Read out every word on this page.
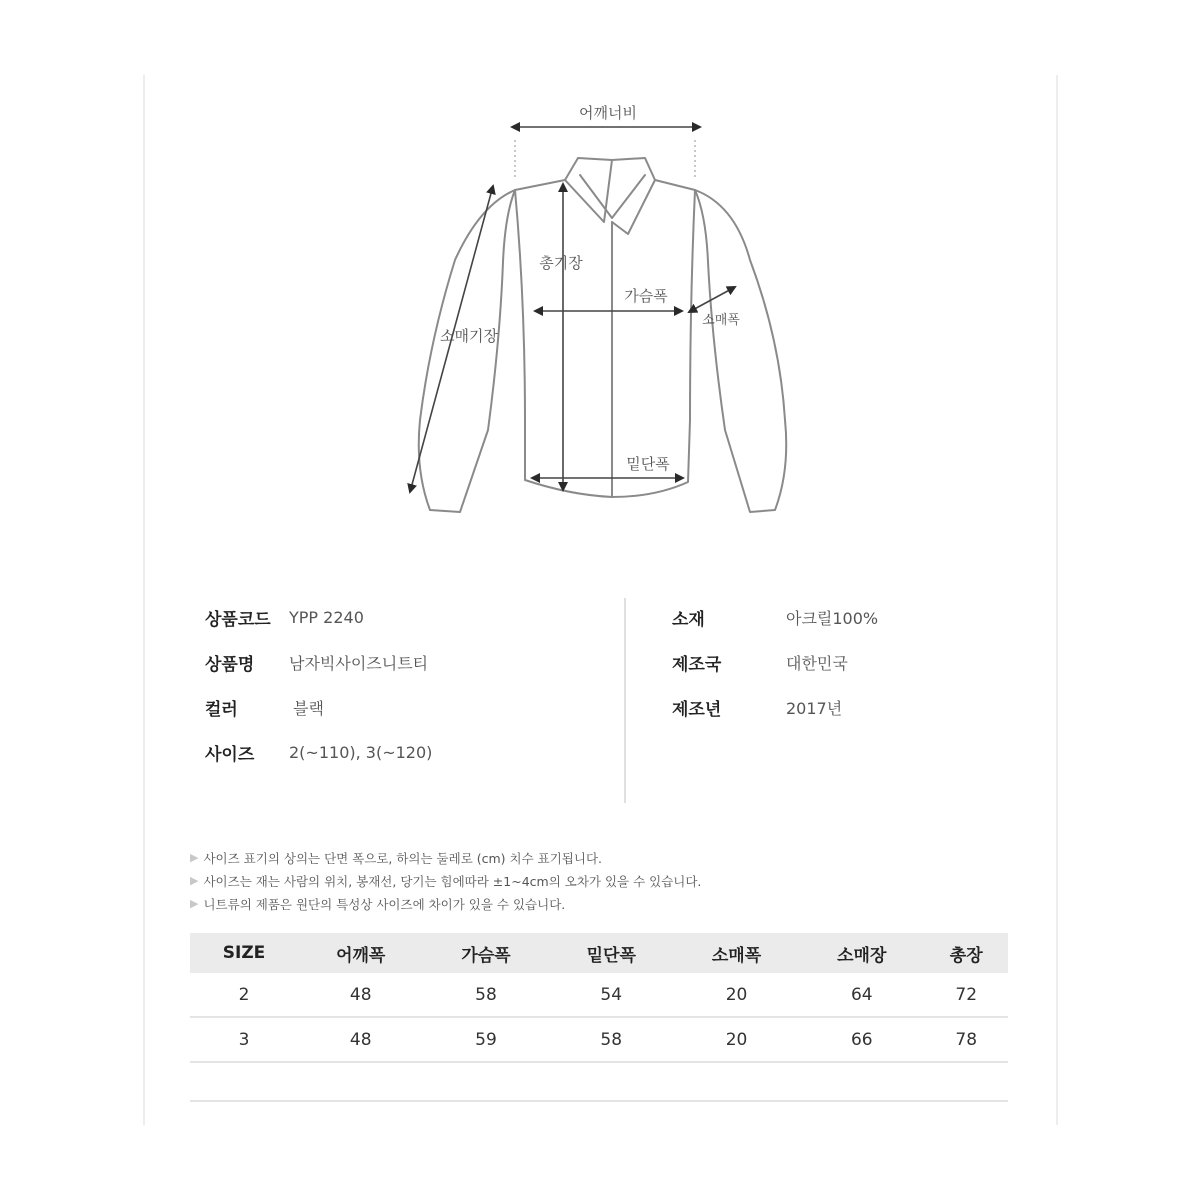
어깨너비
총기장
가슴폭
소매폭
소매기장
밑단폭
상품코드	YPP 2240
상품명	남자빅사이즈니트티
컬러	블랙
사이즈	2(~110), 3(~120)
소재	아크릴100%
제조국	대한민국
제조년	2017년
▶ 사이즈 표기의 상의는 단면 폭으로, 하의는 둘레로 (cm) 치수 표기됩니다.
▶ 사이즈는 재는 사람의 위치, 봉재선, 당기는 힘에따라 ±1~4cm의 오차가 있을 수 있습니다.
▶ 니트류의 제품은 원단의 특성상 사이즈에 차이가 있을 수 있습니다.
SIZE	어깨폭	가슴폭	밑단폭	소매폭	소매장	총장
2	48	58	54	20	64	72
3	48	59	58	20	66	78
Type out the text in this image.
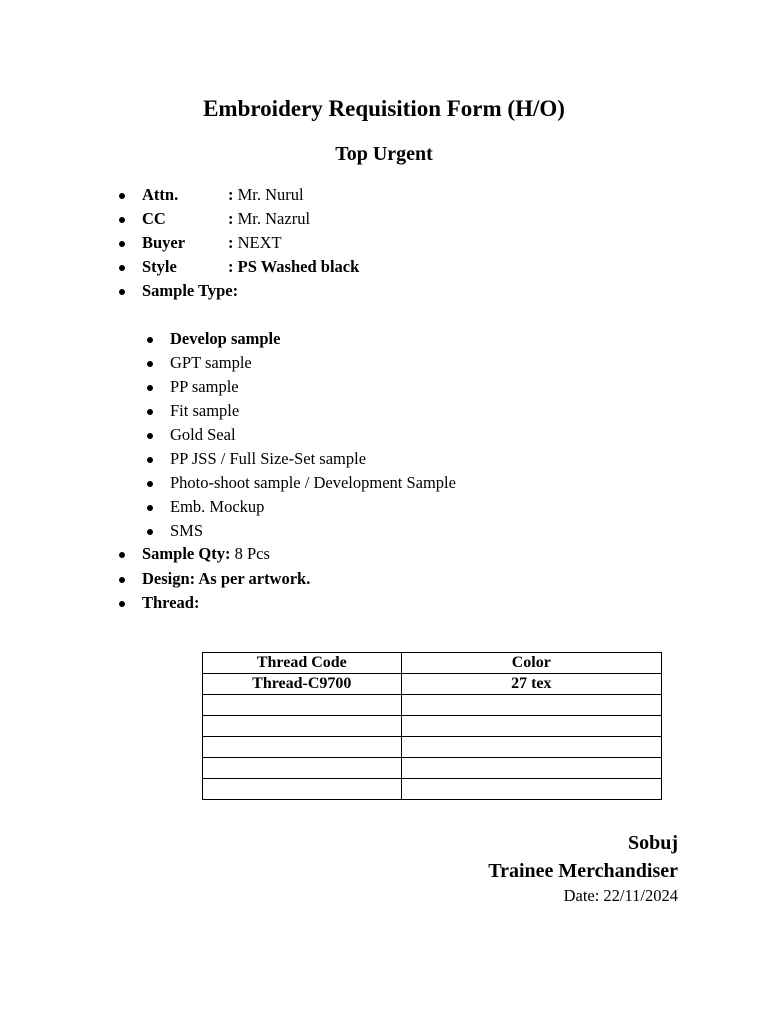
Embroidery Requisition Form (H/O)
Top Urgent
Attn.	: Mr. Nurul
CC	: Mr. Nazrul
Buyer	: NEXT
Style	: PS Washed black
Sample Type:
Develop sample
GPT sample
PP sample
Fit sample
Gold Seal
PP JSS / Full Size-Set sample
Photo-shoot sample / Development Sample
Emb. Mockup
SMS
Sample Qty: 8 Pcs
Design: As per artwork.
Thread:
Thread Code	Color
Thread-C9700	27 tex

Sobuj
Trainee Merchandiser
Date: 22/11/2024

▸ **The request**
Working from the material above, transcribe it exactly while omitting pictures.

▸ **Response to this task**
Read out every word on this page.
어깨너비
총기장
가슴폭
소매폭
소매기장
밑단폭
상품코드	YPP 2240
상품명	남자빅사이즈니트티
컬러	블랙
사이즈	2(~110), 3(~120)
소재	아크릴100%
제조국	대한민국
제조년	2017년
▶ 사이즈 표기의 상의는 단면 폭으로, 하의는 둘레로 (cm) 치수 표기됩니다.
▶ 사이즈는 재는 사람의 위치, 봉재선, 당기는 힘에따라 ±1~4cm의 오차가 있을 수 있습니다.
▶ 니트류의 제품은 원단의 특성상 사이즈에 차이가 있을 수 있습니다.
SIZE	어깨폭	가슴폭	밑단폭	소매폭	소매장	총장
2	48	58	54	20	64	72
3	48	59	58	20	66	78
Type out the text in this image.
Embroidery Requisition Form (H/O)
Top Urgent
Attn.	: Mr. Nurul
CC	: Mr. Nazrul
Buyer	: NEXT
Style	: PS Washed black
Sample Type:
Develop sample
GPT sample
PP sample
Fit sample
Gold Seal
PP JSS / Full Size-Set sample
Photo-shoot sample / Development Sample
Emb. Mockup
SMS
Sample Qty: 8 Pcs
Design: As per artwork.
Thread:
Thread Code	Color
Thread-C9700	27 tex

Sobuj
Trainee Merchandiser
Date: 22/11/2024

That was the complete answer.